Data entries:
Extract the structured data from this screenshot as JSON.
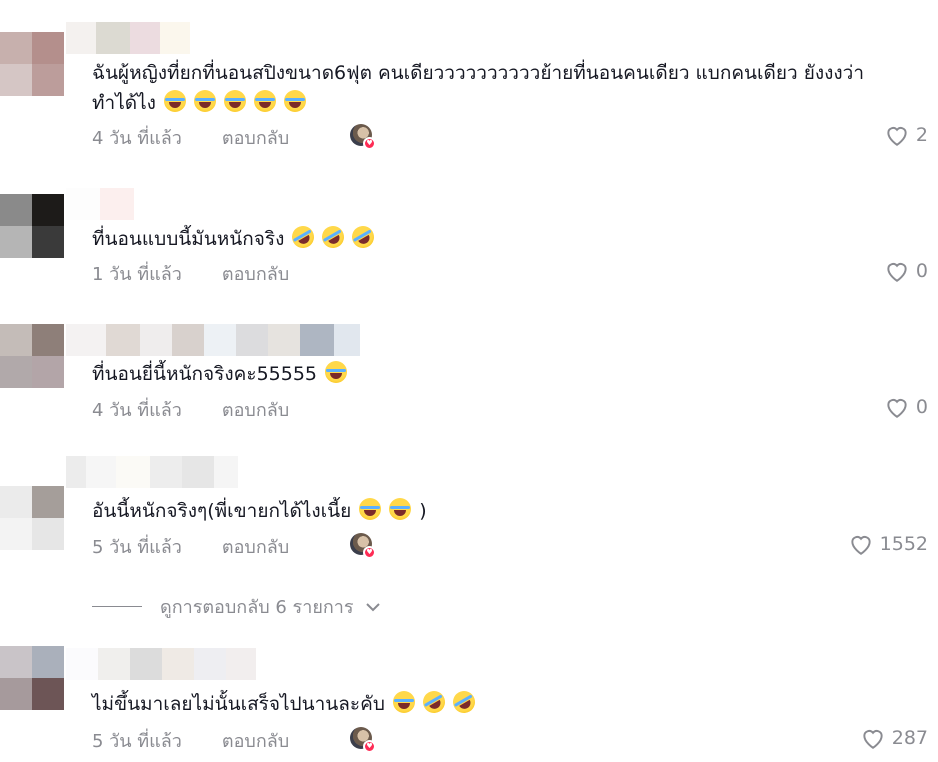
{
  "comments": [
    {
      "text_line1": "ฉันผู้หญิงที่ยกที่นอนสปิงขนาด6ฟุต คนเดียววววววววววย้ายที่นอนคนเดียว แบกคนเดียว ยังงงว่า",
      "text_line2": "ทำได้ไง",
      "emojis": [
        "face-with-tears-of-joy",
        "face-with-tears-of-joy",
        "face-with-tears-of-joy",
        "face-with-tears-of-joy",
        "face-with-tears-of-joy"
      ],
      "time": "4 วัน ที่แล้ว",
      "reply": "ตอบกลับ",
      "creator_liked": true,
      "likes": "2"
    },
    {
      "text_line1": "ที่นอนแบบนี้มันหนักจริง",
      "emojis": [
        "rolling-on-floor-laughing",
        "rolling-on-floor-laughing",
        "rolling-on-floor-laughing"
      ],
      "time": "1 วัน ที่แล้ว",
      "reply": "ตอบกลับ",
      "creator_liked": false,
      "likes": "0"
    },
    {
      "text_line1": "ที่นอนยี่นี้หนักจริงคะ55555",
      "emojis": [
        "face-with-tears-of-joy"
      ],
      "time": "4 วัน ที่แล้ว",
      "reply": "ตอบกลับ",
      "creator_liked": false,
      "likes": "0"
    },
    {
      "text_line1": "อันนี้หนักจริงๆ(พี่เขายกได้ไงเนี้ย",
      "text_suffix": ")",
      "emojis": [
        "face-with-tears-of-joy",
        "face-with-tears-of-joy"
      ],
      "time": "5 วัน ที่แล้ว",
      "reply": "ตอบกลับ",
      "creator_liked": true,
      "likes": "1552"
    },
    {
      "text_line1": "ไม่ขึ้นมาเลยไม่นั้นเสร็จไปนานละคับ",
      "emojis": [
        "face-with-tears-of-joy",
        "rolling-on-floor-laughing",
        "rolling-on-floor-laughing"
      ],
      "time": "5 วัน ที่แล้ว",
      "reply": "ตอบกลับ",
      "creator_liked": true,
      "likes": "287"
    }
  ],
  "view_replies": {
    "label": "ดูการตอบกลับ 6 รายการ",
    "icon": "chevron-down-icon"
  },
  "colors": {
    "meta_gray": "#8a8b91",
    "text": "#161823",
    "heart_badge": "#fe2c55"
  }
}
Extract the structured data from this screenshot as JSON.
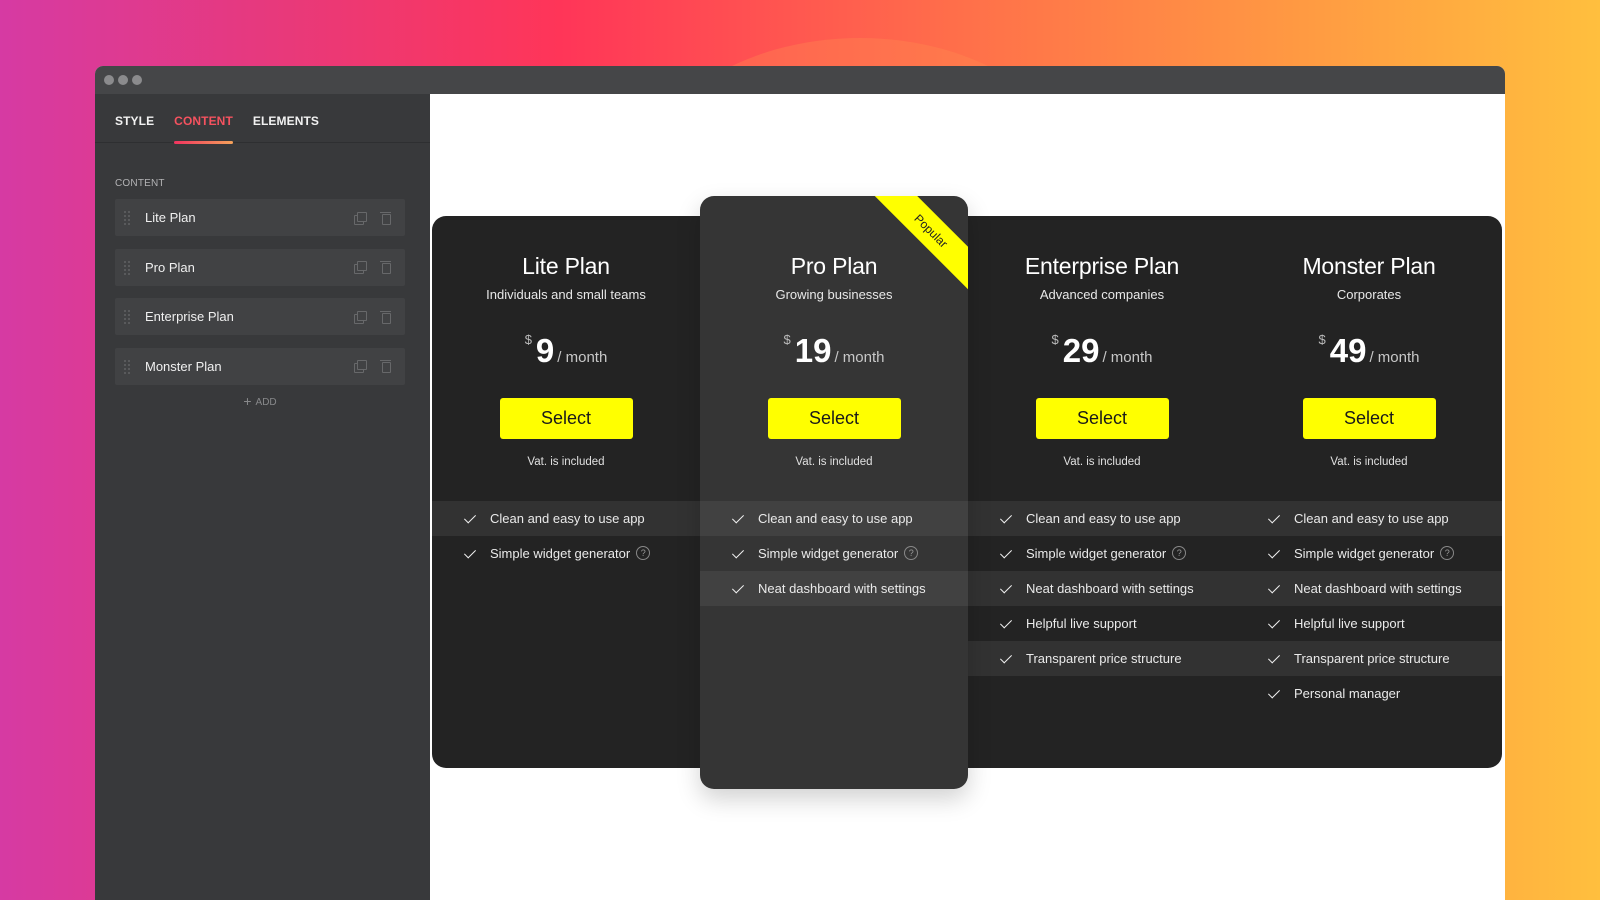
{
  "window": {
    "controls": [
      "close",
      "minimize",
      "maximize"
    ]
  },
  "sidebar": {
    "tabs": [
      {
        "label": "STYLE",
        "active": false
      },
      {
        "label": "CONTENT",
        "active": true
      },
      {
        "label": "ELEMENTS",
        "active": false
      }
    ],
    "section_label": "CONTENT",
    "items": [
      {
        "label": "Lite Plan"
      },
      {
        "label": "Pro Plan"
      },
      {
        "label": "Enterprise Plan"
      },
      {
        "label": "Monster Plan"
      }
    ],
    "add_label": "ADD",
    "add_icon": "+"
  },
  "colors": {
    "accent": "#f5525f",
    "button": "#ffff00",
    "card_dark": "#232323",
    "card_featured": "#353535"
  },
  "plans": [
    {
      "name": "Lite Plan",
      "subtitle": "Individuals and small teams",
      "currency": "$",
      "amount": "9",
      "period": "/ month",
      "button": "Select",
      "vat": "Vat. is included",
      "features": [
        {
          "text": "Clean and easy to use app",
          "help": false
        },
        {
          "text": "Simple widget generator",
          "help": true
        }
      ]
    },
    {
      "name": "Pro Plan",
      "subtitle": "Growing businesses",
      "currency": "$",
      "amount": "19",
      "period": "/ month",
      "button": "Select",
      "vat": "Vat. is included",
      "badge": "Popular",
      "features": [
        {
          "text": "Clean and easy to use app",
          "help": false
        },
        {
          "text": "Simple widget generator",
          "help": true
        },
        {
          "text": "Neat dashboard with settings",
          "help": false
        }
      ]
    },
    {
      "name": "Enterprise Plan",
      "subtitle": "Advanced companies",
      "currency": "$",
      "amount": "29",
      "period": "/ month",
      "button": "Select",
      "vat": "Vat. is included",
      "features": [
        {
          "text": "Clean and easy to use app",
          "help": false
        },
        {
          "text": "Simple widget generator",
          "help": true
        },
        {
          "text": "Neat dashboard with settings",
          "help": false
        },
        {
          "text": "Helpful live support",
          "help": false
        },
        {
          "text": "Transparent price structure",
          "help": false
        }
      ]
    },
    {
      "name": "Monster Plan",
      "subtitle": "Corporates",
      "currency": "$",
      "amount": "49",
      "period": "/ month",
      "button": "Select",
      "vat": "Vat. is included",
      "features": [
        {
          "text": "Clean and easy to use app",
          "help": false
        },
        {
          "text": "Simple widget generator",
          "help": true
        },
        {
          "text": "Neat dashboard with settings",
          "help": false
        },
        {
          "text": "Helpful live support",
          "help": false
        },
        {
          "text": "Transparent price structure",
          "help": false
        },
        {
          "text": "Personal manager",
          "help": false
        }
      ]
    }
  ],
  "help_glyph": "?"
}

→ **Aim of the exercise**: Restate the data above word for word. Skip every picture.

→ **Final answer**:
Extract the structured data from this screenshot as JSON.
{
  "comments": [
    {
      "text_line1": "ฉันผู้หญิงที่ยกที่นอนสปิงขนาด6ฟุต คนเดียววววววววววย้ายที่นอนคนเดียว แบกคนเดียว ยังงงว่า",
      "text_line2": "ทำได้ไง",
      "emojis": [
        "face-with-tears-of-joy",
        "face-with-tears-of-joy",
        "face-with-tears-of-joy",
        "face-with-tears-of-joy",
        "face-with-tears-of-joy"
      ],
      "time": "4 วัน ที่แล้ว",
      "reply": "ตอบกลับ",
      "creator_liked": true,
      "likes": "2"
    },
    {
      "text_line1": "ที่นอนแบบนี้มันหนักจริง",
      "emojis": [
        "rolling-on-floor-laughing",
        "rolling-on-floor-laughing",
        "rolling-on-floor-laughing"
      ],
      "time": "1 วัน ที่แล้ว",
      "reply": "ตอบกลับ",
      "creator_liked": false,
      "likes": "0"
    },
    {
      "text_line1": "ที่นอนยี่นี้หนักจริงคะ55555",
      "emojis": [
        "face-with-tears-of-joy"
      ],
      "time": "4 วัน ที่แล้ว",
      "reply": "ตอบกลับ",
      "creator_liked": false,
      "likes": "0"
    },
    {
      "text_line1": "อันนี้หนักจริงๆ(พี่เขายกได้ไงเนี้ย",
      "text_suffix": ")",
      "emojis": [
        "face-with-tears-of-joy",
        "face-with-tears-of-joy"
      ],
      "time": "5 วัน ที่แล้ว",
      "reply": "ตอบกลับ",
      "creator_liked": true,
      "likes": "1552"
    },
    {
      "text_line1": "ไม่ขึ้นมาเลยไม่นั้นเสร็จไปนานละคับ",
      "emojis": [
        "face-with-tears-of-joy",
        "rolling-on-floor-laughing",
        "rolling-on-floor-laughing"
      ],
      "time": "5 วัน ที่แล้ว",
      "reply": "ตอบกลับ",
      "creator_liked": true,
      "likes": "287"
    }
  ],
  "view_replies": {
    "label": "ดูการตอบกลับ 6 รายการ",
    "icon": "chevron-down-icon"
  },
  "colors": {
    "meta_gray": "#8a8b91",
    "text": "#161823",
    "heart_badge": "#fe2c55"
  }
}
Extract the structured data from this screenshot as JSON.
{
  "window": {
    "controls": [
      "close",
      "minimize",
      "maximize"
    ]
  },
  "sidebar": {
    "tabs": [
      {
        "label": "STYLE",
        "active": false
      },
      {
        "label": "CONTENT",
        "active": true
      },
      {
        "label": "ELEMENTS",
        "active": false
      }
    ],
    "section_label": "CONTENT",
    "items": [
      {
        "label": "Lite Plan"
      },
      {
        "label": "Pro Plan"
      },
      {
        "label": "Enterprise Plan"
      },
      {
        "label": "Monster Plan"
      }
    ],
    "add_label": "ADD",
    "add_icon": "+"
  },
  "colors": {
    "accent": "#f5525f",
    "button": "#ffff00",
    "card_dark": "#232323",
    "card_featured": "#353535"
  },
  "plans": [
    {
      "name": "Lite Plan",
      "subtitle": "Individuals and small teams",
      "currency": "$",
      "amount": "9",
      "period": "/ month",
      "button": "Select",
      "vat": "Vat. is included",
      "features": [
        {
          "text": "Clean and easy to use app",
          "help": false
        },
        {
          "text": "Simple widget generator",
          "help": true
        }
      ]
    },
    {
      "name": "Pro Plan",
      "subtitle": "Growing businesses",
      "currency": "$",
      "amount": "19",
      "period": "/ month",
      "button": "Select",
      "vat": "Vat. is included",
      "badge": "Popular",
      "features": [
        {
          "text": "Clean and easy to use app",
          "help": false
        },
        {
          "text": "Simple widget generator",
          "help": true
        },
        {
          "text": "Neat dashboard with settings",
          "help": false
        }
      ]
    },
    {
      "name": "Enterprise Plan",
      "subtitle": "Advanced companies",
      "currency": "$",
      "amount": "29",
      "period": "/ month",
      "button": "Select",
      "vat": "Vat. is included",
      "features": [
        {
          "text": "Clean and easy to use app",
          "help": false
        },
        {
          "text": "Simple widget generator",
          "help": true
        },
        {
          "text": "Neat dashboard with settings",
          "help": false
        },
        {
          "text": "Helpful live support",
          "help": false
        },
        {
          "text": "Transparent price structure",
          "help": false
        }
      ]
    },
    {
      "name": "Monster Plan",
      "subtitle": "Corporates",
      "currency": "$",
      "amount": "49",
      "period": "/ month",
      "button": "Select",
      "vat": "Vat. is included",
      "features": [
        {
          "text": "Clean and easy to use app",
          "help": false
        },
        {
          "text": "Simple widget generator",
          "help": true
        },
        {
          "text": "Neat dashboard with settings",
          "help": false
        },
        {
          "text": "Helpful live support",
          "help": false
        },
        {
          "text": "Transparent price structure",
          "help": false
        },
        {
          "text": "Personal manager",
          "help": false
        }
      ]
    }
  ],
  "help_glyph": "?"
}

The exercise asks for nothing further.